The task
Could you reproduce the records below, swapping every "heatmap-cell" for "grid-cell" and leaving everything else unchanged?

Material provided
--- --- ---

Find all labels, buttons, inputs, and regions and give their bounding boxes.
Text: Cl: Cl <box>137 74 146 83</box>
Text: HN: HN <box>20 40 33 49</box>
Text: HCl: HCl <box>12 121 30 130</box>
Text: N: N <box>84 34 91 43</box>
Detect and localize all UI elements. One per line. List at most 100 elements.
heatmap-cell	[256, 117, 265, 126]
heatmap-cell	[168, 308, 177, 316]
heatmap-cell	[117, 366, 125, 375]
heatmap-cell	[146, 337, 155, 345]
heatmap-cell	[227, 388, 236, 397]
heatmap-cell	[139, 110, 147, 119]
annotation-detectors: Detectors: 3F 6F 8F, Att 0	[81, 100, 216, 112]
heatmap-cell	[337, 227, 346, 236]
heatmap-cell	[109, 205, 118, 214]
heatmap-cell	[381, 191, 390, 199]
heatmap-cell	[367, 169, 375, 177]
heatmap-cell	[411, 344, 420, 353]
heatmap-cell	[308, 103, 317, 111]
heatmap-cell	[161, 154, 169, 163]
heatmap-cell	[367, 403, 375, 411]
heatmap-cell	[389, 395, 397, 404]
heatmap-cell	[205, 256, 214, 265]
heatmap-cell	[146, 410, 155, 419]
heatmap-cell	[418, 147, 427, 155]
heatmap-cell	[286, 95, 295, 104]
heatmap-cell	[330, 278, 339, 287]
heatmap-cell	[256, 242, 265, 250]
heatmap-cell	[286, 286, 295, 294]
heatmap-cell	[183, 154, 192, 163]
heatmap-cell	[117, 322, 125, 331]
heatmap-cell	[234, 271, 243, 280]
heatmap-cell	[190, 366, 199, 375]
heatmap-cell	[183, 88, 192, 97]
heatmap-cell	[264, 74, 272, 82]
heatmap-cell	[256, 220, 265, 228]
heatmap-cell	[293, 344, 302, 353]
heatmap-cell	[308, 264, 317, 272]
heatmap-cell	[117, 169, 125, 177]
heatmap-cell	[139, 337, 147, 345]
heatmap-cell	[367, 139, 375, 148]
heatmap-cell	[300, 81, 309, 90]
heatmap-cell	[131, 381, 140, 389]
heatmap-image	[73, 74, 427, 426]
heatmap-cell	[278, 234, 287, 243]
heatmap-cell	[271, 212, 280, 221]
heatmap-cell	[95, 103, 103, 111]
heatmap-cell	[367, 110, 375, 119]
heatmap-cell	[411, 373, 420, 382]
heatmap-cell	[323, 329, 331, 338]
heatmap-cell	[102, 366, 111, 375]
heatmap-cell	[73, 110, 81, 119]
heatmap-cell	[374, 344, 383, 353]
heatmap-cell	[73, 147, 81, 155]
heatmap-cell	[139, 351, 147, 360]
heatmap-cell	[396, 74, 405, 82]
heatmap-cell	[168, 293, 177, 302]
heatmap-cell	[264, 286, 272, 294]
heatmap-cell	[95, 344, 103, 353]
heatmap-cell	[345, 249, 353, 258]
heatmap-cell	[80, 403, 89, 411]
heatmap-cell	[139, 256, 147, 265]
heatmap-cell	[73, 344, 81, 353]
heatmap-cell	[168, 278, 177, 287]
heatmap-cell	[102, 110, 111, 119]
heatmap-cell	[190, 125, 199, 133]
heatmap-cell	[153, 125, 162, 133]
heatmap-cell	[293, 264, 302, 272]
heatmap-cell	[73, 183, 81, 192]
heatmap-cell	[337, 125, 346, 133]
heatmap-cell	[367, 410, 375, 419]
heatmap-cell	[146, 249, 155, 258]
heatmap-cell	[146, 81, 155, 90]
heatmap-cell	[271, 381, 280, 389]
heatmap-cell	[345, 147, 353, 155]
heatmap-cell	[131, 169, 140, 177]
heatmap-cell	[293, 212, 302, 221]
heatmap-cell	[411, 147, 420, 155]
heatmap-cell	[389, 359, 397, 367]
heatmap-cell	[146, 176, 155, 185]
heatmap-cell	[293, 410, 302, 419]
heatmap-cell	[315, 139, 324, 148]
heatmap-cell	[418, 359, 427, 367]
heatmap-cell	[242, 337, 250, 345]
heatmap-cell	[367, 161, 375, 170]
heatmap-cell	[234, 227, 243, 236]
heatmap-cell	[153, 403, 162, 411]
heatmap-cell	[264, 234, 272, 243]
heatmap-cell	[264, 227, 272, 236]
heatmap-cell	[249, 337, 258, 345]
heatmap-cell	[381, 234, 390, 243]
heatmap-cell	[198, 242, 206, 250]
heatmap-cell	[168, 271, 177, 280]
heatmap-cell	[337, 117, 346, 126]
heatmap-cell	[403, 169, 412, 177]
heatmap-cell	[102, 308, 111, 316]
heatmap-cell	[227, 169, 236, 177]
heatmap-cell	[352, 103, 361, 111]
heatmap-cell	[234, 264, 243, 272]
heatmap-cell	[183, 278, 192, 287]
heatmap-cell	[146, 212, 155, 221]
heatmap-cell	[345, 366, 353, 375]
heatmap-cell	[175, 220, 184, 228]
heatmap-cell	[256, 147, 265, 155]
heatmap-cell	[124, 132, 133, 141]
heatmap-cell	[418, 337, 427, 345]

--- --- ---

Task answer
Find all labels, buttons, inputs, and regions and give their bounding boxes.
Text: Cl: Cl <box>137 74 146 83</box>
Text: HN: HN <box>20 40 33 49</box>
Text: HCl: HCl <box>12 121 30 130</box>
Text: N: N <box>84 34 91 43</box>
Detect and localize all UI elements. One per line. List at most 100 elements.
grid-cell	[256, 117, 265, 126]
grid-cell	[168, 308, 177, 316]
grid-cell	[117, 366, 125, 375]
grid-cell	[146, 337, 155, 345]
grid-cell	[227, 388, 236, 397]
grid-cell	[139, 110, 147, 119]
annotation-detectors: Detectors: 3F 6F 8F, Att 0	[81, 100, 216, 112]
grid-cell	[337, 227, 346, 236]
grid-cell	[109, 205, 118, 214]
grid-cell	[381, 191, 390, 199]
grid-cell	[367, 169, 375, 177]
grid-cell	[411, 344, 420, 353]
grid-cell	[308, 103, 317, 111]
grid-cell	[161, 154, 169, 163]
grid-cell	[367, 403, 375, 411]
grid-cell	[389, 395, 397, 404]
grid-cell	[205, 256, 214, 265]
grid-cell	[146, 410, 155, 419]
grid-cell	[418, 147, 427, 155]
grid-cell	[286, 95, 295, 104]
grid-cell	[330, 278, 339, 287]
grid-cell	[256, 242, 265, 250]
grid-cell	[286, 286, 295, 294]
grid-cell	[183, 154, 192, 163]
grid-cell	[117, 322, 125, 331]
grid-cell	[234, 271, 243, 280]
grid-cell	[190, 366, 199, 375]
grid-cell	[183, 88, 192, 97]
grid-cell	[264, 74, 272, 82]
grid-cell	[256, 220, 265, 228]
grid-cell	[293, 344, 302, 353]
grid-cell	[308, 264, 317, 272]
grid-cell	[117, 169, 125, 177]
grid-cell	[139, 337, 147, 345]
grid-cell	[367, 139, 375, 148]
grid-cell	[300, 81, 309, 90]
grid-cell	[131, 381, 140, 389]
heatmap-image	[73, 74, 427, 426]
grid-cell	[278, 234, 287, 243]
grid-cell	[271, 212, 280, 221]
grid-cell	[95, 103, 103, 111]
grid-cell	[367, 110, 375, 119]
grid-cell	[411, 373, 420, 382]
grid-cell	[323, 329, 331, 338]
grid-cell	[102, 366, 111, 375]
grid-cell	[73, 110, 81, 119]
grid-cell	[374, 344, 383, 353]
grid-cell	[73, 147, 81, 155]
grid-cell	[139, 351, 147, 360]
grid-cell	[396, 74, 405, 82]
grid-cell	[168, 293, 177, 302]
grid-cell	[264, 286, 272, 294]
grid-cell	[95, 344, 103, 353]
grid-cell	[345, 249, 353, 258]
grid-cell	[80, 403, 89, 411]
grid-cell	[139, 256, 147, 265]
grid-cell	[73, 344, 81, 353]
grid-cell	[168, 278, 177, 287]
grid-cell	[102, 110, 111, 119]
grid-cell	[190, 125, 199, 133]
grid-cell	[153, 125, 162, 133]
grid-cell	[293, 264, 302, 272]
grid-cell	[73, 183, 81, 192]
grid-cell	[337, 125, 346, 133]
grid-cell	[367, 410, 375, 419]
grid-cell	[146, 249, 155, 258]
grid-cell	[146, 81, 155, 90]
grid-cell	[271, 381, 280, 389]
grid-cell	[345, 147, 353, 155]
grid-cell	[131, 169, 140, 177]
grid-cell	[293, 212, 302, 221]
grid-cell	[411, 147, 420, 155]
grid-cell	[389, 359, 397, 367]
grid-cell	[146, 176, 155, 185]
grid-cell	[293, 410, 302, 419]
grid-cell	[315, 139, 324, 148]
grid-cell	[418, 359, 427, 367]
grid-cell	[242, 337, 250, 345]
grid-cell	[367, 161, 375, 170]
grid-cell	[234, 227, 243, 236]
grid-cell	[153, 403, 162, 411]
grid-cell	[264, 234, 272, 243]
grid-cell	[264, 227, 272, 236]
grid-cell	[249, 337, 258, 345]
grid-cell	[381, 234, 390, 243]
grid-cell	[198, 242, 206, 250]
grid-cell	[168, 271, 177, 280]
grid-cell	[337, 117, 346, 126]
grid-cell	[403, 169, 412, 177]
grid-cell	[102, 308, 111, 316]
grid-cell	[227, 169, 236, 177]
grid-cell	[352, 103, 361, 111]
grid-cell	[234, 264, 243, 272]
grid-cell	[183, 278, 192, 287]
grid-cell	[146, 212, 155, 221]
grid-cell	[345, 366, 353, 375]
grid-cell	[175, 220, 184, 228]
grid-cell	[256, 147, 265, 155]
grid-cell	[124, 132, 133, 141]
grid-cell	[418, 337, 427, 345]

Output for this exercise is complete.